** begin **

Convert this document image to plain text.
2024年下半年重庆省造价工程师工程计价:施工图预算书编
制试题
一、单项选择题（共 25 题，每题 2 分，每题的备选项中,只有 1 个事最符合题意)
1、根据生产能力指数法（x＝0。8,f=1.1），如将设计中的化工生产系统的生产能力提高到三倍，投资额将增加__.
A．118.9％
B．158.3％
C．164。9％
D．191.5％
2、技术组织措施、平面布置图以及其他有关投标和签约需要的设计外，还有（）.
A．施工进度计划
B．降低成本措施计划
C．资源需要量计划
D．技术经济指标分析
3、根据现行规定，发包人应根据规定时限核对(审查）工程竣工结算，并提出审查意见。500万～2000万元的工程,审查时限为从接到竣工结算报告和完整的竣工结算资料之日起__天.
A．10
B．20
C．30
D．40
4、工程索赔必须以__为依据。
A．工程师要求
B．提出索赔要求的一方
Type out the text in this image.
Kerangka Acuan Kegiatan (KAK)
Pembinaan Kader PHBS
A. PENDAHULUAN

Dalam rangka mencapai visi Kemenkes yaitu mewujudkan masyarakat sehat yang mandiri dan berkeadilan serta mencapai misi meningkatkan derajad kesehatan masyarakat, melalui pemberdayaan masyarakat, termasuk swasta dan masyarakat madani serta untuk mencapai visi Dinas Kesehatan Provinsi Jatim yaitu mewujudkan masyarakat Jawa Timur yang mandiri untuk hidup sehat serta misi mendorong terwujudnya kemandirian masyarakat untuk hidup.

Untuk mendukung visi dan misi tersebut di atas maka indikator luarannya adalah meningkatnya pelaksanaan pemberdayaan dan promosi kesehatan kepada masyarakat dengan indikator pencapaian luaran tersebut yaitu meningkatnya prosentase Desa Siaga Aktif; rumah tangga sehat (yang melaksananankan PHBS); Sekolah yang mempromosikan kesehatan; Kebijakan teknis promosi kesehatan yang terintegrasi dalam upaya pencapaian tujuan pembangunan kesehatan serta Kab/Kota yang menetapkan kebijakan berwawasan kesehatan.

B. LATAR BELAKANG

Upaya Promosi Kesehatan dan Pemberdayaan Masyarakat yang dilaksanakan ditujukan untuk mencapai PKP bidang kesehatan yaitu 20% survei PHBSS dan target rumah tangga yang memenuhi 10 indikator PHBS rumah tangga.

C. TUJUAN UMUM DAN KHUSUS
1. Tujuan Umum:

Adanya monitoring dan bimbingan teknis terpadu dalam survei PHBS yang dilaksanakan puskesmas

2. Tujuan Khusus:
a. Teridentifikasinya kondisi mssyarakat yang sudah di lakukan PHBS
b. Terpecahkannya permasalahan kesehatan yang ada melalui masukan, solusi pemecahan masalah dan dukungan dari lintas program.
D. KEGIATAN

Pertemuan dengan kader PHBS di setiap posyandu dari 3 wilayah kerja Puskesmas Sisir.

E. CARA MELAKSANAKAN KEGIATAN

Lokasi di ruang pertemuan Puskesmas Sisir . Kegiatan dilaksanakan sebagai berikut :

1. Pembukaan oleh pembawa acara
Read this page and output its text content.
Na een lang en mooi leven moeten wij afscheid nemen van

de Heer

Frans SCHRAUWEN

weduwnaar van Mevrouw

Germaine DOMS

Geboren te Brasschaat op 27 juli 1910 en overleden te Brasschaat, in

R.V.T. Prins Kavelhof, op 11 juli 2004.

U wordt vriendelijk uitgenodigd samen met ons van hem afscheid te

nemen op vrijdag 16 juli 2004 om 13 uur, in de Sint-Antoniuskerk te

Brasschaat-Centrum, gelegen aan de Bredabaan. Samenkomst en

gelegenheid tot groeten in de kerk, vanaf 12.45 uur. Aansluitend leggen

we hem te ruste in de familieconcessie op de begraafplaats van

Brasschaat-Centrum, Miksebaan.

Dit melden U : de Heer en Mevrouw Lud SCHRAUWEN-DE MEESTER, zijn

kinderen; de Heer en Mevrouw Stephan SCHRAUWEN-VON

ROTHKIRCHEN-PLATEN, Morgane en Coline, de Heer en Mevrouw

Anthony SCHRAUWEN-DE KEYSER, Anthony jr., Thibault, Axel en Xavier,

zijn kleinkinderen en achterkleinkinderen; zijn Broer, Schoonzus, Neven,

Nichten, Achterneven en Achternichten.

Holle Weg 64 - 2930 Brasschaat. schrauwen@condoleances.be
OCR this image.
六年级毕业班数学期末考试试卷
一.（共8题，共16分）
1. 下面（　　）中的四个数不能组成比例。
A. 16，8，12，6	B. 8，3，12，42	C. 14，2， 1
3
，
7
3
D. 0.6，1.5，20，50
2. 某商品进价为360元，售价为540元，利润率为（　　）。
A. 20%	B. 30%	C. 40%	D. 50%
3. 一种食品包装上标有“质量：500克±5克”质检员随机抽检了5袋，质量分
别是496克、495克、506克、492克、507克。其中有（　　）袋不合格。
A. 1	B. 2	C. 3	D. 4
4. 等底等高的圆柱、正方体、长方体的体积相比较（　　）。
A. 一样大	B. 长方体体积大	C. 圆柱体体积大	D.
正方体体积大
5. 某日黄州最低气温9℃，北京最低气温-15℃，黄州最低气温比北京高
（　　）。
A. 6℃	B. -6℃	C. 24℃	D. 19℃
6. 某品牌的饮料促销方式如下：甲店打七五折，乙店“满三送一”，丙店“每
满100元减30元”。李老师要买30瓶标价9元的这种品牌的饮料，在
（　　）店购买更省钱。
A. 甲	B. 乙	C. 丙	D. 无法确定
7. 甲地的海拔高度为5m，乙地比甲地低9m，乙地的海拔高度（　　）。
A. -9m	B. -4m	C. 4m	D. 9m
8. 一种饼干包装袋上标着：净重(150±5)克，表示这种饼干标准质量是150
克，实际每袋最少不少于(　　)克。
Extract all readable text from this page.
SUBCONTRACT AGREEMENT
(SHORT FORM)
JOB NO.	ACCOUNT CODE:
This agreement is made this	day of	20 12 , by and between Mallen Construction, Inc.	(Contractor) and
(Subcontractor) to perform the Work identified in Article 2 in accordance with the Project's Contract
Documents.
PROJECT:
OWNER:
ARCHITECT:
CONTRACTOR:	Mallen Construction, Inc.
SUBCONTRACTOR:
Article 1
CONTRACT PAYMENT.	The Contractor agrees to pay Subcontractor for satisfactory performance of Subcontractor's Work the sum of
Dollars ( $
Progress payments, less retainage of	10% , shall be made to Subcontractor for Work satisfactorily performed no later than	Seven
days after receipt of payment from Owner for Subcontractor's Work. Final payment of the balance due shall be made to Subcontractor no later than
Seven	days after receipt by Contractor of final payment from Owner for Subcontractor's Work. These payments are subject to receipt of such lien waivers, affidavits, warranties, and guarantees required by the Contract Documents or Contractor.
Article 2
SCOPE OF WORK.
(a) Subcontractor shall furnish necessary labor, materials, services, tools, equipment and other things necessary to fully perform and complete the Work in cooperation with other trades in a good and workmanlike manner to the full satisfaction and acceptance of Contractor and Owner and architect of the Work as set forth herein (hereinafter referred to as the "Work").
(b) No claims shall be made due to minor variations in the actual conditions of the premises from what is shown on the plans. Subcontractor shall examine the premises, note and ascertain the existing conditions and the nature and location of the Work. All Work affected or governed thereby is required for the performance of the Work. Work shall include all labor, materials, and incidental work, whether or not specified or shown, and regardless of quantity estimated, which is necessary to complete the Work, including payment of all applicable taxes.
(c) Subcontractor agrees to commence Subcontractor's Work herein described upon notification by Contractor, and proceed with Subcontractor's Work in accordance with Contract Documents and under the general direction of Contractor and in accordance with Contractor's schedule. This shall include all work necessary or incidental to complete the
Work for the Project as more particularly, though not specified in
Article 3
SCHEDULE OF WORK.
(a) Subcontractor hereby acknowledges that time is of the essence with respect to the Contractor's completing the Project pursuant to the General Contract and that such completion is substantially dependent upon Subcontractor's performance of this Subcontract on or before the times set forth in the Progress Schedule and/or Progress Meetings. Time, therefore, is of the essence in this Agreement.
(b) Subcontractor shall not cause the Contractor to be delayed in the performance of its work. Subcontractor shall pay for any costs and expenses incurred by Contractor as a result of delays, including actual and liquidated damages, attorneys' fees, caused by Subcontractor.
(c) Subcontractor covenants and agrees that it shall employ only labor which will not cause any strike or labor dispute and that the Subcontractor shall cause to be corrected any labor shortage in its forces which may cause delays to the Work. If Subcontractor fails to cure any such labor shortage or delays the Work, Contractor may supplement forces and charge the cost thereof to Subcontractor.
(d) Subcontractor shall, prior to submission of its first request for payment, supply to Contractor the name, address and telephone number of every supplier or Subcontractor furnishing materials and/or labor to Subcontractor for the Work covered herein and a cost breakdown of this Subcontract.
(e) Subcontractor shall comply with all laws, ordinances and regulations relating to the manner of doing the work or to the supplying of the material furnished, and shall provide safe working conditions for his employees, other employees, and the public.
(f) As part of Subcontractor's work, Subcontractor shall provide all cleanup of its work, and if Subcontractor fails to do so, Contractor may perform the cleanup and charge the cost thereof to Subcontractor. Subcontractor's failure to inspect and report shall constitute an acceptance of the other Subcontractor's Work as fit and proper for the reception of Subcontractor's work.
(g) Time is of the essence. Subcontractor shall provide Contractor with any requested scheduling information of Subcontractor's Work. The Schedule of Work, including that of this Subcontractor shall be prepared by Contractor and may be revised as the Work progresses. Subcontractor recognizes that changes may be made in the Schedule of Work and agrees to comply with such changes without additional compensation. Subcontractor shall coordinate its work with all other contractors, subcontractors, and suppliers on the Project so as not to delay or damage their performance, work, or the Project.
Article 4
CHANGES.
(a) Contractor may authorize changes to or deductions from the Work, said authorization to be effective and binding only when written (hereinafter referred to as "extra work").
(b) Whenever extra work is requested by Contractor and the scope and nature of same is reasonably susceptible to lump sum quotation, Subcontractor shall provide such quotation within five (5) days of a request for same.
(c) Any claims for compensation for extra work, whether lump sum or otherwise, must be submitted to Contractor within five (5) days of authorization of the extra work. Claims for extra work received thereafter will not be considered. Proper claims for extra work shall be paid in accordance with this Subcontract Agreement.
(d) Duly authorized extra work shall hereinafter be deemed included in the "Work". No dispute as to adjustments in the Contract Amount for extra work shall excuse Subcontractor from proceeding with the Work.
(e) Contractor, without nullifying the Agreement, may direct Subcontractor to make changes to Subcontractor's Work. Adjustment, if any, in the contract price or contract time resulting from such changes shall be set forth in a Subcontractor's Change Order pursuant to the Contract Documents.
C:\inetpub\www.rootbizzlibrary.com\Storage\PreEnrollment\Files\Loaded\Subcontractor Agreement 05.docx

** end **

• [What you are asked to do]:
Return, from the data, each line that has the word "page" in it.

• [Output of the task]:
Read this page and output its text content.
Extract all readable text from this page.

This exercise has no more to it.